Data items:

* * * * * * *

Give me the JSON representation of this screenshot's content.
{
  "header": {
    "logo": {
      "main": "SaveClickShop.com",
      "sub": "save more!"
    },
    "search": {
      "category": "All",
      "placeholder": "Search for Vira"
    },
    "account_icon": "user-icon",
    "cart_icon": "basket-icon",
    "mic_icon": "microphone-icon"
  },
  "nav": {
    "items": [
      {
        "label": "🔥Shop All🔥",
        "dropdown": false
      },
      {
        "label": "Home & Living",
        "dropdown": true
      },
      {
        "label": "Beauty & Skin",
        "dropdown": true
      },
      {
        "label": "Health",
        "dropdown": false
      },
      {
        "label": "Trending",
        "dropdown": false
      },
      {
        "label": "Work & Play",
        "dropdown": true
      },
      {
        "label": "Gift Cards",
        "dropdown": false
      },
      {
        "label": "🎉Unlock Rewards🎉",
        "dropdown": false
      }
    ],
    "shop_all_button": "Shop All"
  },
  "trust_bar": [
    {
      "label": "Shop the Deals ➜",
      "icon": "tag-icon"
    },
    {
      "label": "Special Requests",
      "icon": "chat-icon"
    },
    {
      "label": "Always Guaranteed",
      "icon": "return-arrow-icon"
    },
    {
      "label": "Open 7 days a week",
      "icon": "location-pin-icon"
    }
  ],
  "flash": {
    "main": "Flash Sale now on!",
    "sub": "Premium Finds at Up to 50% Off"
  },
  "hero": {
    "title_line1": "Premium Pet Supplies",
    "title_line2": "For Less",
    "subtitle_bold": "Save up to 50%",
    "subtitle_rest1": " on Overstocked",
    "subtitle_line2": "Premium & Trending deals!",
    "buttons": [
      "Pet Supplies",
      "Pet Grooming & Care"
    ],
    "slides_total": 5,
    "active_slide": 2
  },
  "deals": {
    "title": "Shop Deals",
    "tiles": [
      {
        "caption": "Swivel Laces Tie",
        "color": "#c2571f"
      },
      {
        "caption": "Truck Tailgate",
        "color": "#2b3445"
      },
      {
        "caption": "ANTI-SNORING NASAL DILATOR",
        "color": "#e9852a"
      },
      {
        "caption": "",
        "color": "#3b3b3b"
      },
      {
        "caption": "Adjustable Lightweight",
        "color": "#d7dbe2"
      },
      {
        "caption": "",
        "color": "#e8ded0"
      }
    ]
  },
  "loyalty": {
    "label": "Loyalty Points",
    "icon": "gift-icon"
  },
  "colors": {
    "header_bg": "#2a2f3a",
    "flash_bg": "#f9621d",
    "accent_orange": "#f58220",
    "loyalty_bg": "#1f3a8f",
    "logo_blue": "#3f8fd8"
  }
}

* * * * * * *

Work to do: Extract all lines from the data in which "Premium" is found.

Task output:
    "sub": "Premium Finds at Up to 50% Off"
    "title_line1": "Premium Pet Supplies",
    "subtitle_line2": "Premium & Trending deals!",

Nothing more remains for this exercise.